_Records provided_
══════

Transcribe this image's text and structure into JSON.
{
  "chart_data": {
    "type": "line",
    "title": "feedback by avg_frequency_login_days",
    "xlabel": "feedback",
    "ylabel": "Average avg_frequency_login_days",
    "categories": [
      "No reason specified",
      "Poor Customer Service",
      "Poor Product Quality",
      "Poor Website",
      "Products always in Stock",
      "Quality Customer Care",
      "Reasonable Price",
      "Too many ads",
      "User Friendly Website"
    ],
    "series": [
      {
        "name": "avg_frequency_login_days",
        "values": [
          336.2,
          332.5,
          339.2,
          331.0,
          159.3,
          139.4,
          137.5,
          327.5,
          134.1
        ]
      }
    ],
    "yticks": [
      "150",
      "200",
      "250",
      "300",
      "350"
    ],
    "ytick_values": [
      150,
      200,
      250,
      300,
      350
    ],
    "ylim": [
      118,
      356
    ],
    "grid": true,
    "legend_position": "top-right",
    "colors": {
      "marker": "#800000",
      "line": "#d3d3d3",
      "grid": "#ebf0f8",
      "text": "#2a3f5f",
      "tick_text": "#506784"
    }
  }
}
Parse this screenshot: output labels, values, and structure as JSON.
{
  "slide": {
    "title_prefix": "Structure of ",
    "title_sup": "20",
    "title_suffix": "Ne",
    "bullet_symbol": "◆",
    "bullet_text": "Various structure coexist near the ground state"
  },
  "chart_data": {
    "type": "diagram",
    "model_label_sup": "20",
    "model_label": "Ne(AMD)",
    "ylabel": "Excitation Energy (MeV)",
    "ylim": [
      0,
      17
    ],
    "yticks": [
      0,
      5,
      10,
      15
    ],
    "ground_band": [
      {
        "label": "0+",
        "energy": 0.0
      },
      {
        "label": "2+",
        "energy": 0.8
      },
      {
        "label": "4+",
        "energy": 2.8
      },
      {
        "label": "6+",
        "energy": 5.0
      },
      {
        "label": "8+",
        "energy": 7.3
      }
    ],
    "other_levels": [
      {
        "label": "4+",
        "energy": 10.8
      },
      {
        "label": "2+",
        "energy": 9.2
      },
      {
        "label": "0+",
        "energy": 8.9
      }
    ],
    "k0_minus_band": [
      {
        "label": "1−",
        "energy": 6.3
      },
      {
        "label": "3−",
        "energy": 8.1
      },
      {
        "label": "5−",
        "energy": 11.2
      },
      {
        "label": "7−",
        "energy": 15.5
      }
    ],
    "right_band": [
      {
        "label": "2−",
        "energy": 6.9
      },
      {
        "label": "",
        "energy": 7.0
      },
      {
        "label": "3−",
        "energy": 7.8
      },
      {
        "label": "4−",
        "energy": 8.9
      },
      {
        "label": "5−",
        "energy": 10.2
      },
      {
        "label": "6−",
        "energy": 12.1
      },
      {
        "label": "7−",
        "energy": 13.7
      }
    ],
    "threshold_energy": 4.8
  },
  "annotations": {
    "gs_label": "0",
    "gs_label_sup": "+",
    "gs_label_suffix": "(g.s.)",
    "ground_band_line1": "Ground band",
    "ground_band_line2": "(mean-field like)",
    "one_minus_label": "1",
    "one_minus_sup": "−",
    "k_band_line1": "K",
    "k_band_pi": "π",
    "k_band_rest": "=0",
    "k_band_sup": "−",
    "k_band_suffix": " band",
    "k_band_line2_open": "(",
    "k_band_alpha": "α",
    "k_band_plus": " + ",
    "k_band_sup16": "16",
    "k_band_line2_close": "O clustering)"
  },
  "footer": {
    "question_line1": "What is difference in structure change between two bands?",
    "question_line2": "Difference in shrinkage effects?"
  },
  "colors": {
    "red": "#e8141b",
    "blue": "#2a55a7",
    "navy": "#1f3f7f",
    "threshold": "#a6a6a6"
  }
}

══════

_Given exercise_
Repeat the material from above exactly, word for word.

_Task response_
Transcribe this image's text and structure into JSON.
{
  "chart_data": {
    "type": "line",
    "title": "feedback by avg_frequency_login_days",
    "xlabel": "feedback",
    "ylabel": "Average avg_frequency_login_days",
    "categories": [
      "No reason specified",
      "Poor Customer Service",
      "Poor Product Quality",
      "Poor Website",
      "Products always in Stock",
      "Quality Customer Care",
      "Reasonable Price",
      "Too many ads",
      "User Friendly Website"
    ],
    "series": [
      {
        "name": "avg_frequency_login_days",
        "values": [
          336.2,
          332.5,
          339.2,
          331.0,
          159.3,
          139.4,
          137.5,
          327.5,
          134.1
        ]
      }
    ],
    "yticks": [
      "150",
      "200",
      "250",
      "300",
      "350"
    ],
    "ytick_values": [
      150,
      200,
      250,
      300,
      350
    ],
    "ylim": [
      118,
      356
    ],
    "grid": true,
    "legend_position": "top-right",
    "colors": {
      "marker": "#800000",
      "line": "#d3d3d3",
      "grid": "#ebf0f8",
      "text": "#2a3f5f",
      "tick_text": "#506784"
    }
  }
}
Parse this screenshot: output labels, values, and structure as JSON.
{
  "slide": {
    "title_prefix": "Structure of ",
    "title_sup": "20",
    "title_suffix": "Ne",
    "bullet_symbol": "◆",
    "bullet_text": "Various structure coexist near the ground state"
  },
  "chart_data": {
    "type": "diagram",
    "model_label_sup": "20",
    "model_label": "Ne(AMD)",
    "ylabel": "Excitation Energy (MeV)",
    "ylim": [
      0,
      17
    ],
    "yticks": [
      0,
      5,
      10,
      15
    ],
    "ground_band": [
      {
        "label": "0+",
        "energy": 0.0
      },
      {
        "label": "2+",
        "energy": 0.8
      },
      {
        "label": "4+",
        "energy": 2.8
      },
      {
        "label": "6+",
        "energy": 5.0
      },
      {
        "label": "8+",
        "energy": 7.3
      }
    ],
    "other_levels": [
      {
        "label": "4+",
        "energy": 10.8
      },
      {
        "label": "2+",
        "energy": 9.2
      },
      {
        "label": "0+",
        "energy": 8.9
      }
    ],
    "k0_minus_band": [
      {
        "label": "1−",
        "energy": 6.3
      },
      {
        "label": "3−",
        "energy": 8.1
      },
      {
        "label": "5−",
        "energy": 11.2
      },
      {
        "label": "7−",
        "energy": 15.5
      }
    ],
    "right_band": [
      {
        "label": "2−",
        "energy": 6.9
      },
      {
        "label": "",
        "energy": 7.0
      },
      {
        "label": "3−",
        "energy": 7.8
      },
      {
        "label": "4−",
        "energy": 8.9
      },
      {
        "label": "5−",
        "energy": 10.2
      },
      {
        "label": "6−",
        "energy": 12.1
      },
      {
        "label": "7−",
        "energy": 13.7
      }
    ],
    "threshold_energy": 4.8
  },
  "annotations": {
    "gs_label": "0",
    "gs_label_sup": "+",
    "gs_label_suffix": "(g.s.)",
    "ground_band_line1": "Ground band",
    "ground_band_line2": "(mean-field like)",
    "one_minus_label": "1",
    "one_minus_sup": "−",
    "k_band_line1": "K",
    "k_band_pi": "π",
    "k_band_rest": "=0",
    "k_band_sup": "−",
    "k_band_suffix": " band",
    "k_band_line2_open": "(",
    "k_band_alpha": "α",
    "k_band_plus": " + ",
    "k_band_sup16": "16",
    "k_band_line2_close": "O clustering)"
  },
  "footer": {
    "question_line1": "What is difference in structure change between two bands?",
    "question_line2": "Difference in shrinkage effects?"
  },
  "colors": {
    "red": "#e8141b",
    "blue": "#2a55a7",
    "navy": "#1f3f7f",
    "threshold": "#a6a6a6"
  }
}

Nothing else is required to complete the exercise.